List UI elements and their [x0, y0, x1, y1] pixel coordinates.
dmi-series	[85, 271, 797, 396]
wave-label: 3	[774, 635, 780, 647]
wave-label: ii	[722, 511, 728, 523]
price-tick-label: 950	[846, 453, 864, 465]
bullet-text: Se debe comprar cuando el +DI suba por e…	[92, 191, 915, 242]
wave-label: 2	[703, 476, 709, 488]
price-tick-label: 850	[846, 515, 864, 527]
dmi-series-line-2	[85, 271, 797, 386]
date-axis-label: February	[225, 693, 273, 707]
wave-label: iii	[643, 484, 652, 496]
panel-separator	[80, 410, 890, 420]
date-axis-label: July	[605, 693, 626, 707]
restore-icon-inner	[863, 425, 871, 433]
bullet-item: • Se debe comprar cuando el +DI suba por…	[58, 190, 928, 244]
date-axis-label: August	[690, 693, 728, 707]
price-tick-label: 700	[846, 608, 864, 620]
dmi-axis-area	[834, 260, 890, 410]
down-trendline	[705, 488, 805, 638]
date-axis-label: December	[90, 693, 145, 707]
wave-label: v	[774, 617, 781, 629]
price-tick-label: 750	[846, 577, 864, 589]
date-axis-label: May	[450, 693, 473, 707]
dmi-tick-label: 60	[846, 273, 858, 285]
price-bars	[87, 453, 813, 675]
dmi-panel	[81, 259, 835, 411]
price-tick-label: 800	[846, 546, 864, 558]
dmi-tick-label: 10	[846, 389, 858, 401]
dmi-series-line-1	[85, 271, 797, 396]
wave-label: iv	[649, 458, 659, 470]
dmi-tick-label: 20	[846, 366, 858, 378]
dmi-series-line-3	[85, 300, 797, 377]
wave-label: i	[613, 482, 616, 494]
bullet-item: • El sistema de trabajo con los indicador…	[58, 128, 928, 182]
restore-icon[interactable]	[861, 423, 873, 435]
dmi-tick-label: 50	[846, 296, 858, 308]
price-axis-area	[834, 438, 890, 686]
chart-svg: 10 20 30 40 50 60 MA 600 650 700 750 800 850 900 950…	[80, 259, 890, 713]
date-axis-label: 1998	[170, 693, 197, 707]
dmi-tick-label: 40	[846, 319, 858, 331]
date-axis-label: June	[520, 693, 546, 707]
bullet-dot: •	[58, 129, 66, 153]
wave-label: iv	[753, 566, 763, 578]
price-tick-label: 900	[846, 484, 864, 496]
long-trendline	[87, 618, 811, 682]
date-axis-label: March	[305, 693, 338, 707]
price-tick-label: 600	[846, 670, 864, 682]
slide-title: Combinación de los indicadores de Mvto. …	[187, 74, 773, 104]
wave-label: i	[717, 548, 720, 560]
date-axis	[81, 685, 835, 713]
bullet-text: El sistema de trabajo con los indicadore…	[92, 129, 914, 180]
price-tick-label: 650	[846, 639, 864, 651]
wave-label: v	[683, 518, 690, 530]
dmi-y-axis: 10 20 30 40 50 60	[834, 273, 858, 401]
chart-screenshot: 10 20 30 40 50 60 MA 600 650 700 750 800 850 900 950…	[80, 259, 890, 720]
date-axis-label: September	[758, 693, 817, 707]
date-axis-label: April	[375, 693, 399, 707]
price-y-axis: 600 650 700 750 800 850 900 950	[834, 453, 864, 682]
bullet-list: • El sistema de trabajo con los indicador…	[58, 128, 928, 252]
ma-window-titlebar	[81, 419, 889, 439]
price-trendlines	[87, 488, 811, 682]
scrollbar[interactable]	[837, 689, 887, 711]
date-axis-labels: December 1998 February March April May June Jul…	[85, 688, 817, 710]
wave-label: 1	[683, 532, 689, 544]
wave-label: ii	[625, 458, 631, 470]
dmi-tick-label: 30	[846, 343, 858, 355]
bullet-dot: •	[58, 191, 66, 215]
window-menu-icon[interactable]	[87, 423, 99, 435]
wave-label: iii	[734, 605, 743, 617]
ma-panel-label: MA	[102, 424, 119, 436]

-------

- [GIVEN PROBLEM]:
Extract the data verbatim from its first line through the line containing "dmi-y-axis: 10 20", both ends included.

- [SOLUTION TO THIS PROBLEM]:
List UI elements and their [x0, y0, x1, y1] pixel coordinates.
dmi-series	[85, 271, 797, 396]
wave-label: 3	[774, 635, 780, 647]
wave-label: ii	[722, 511, 728, 523]
price-tick-label: 950	[846, 453, 864, 465]
bullet-text: Se debe comprar cuando el +DI suba por e…	[92, 191, 915, 242]
wave-label: 2	[703, 476, 709, 488]
price-tick-label: 850	[846, 515, 864, 527]
dmi-series-line-2	[85, 271, 797, 386]
date-axis-label: February	[225, 693, 273, 707]
wave-label: iii	[643, 484, 652, 496]
panel-separator	[80, 410, 890, 420]
date-axis-label: July	[605, 693, 626, 707]
restore-icon-inner	[863, 425, 871, 433]
bullet-item: • Se debe comprar cuando el +DI suba por…	[58, 190, 928, 244]
date-axis-label: August	[690, 693, 728, 707]
price-tick-label: 700	[846, 608, 864, 620]
dmi-axis-area	[834, 260, 890, 410]
down-trendline	[705, 488, 805, 638]
date-axis-label: December	[90, 693, 145, 707]
wave-label: v	[774, 617, 781, 629]
price-tick-label: 750	[846, 577, 864, 589]
date-axis-label: May	[450, 693, 473, 707]
dmi-tick-label: 60	[846, 273, 858, 285]
price-bars	[87, 453, 813, 675]
dmi-panel	[81, 259, 835, 411]
price-tick-label: 800	[846, 546, 864, 558]
dmi-tick-label: 10	[846, 389, 858, 401]
dmi-series-line-1	[85, 271, 797, 396]
wave-label: iv	[649, 458, 659, 470]
dmi-tick-label: 20	[846, 366, 858, 378]
dmi-series-line-3	[85, 300, 797, 377]
wave-label: i	[613, 482, 616, 494]
bullet-item: • El sistema de trabajo con los indicador…	[58, 128, 928, 182]
restore-icon[interactable]	[861, 423, 873, 435]
dmi-tick-label: 50	[846, 296, 858, 308]
price-axis-area	[834, 438, 890, 686]
chart-svg: 10 20 30 40 50 60 MA 600 650 700 750 800 850 900 950…	[80, 259, 890, 713]
date-axis-label: 1998	[170, 693, 197, 707]
dmi-tick-label: 40	[846, 319, 858, 331]
date-axis-label: June	[520, 693, 546, 707]
bullet-dot: •	[58, 129, 66, 153]
wave-label: iv	[753, 566, 763, 578]
price-tick-label: 900	[846, 484, 864, 496]
long-trendline	[87, 618, 811, 682]
date-axis-label: March	[305, 693, 338, 707]
price-tick-label: 600	[846, 670, 864, 682]
slide-title: Combinación de los indicadores de Mvto. …	[187, 74, 773, 104]
wave-label: i	[717, 548, 720, 560]
date-axis	[81, 685, 835, 713]
bullet-text: El sistema de trabajo con los indicadore…	[92, 129, 914, 180]
price-tick-label: 650	[846, 639, 864, 651]
wave-label: v	[683, 518, 690, 530]
dmi-y-axis: 10 20 30 40 50 60	[834, 273, 858, 401]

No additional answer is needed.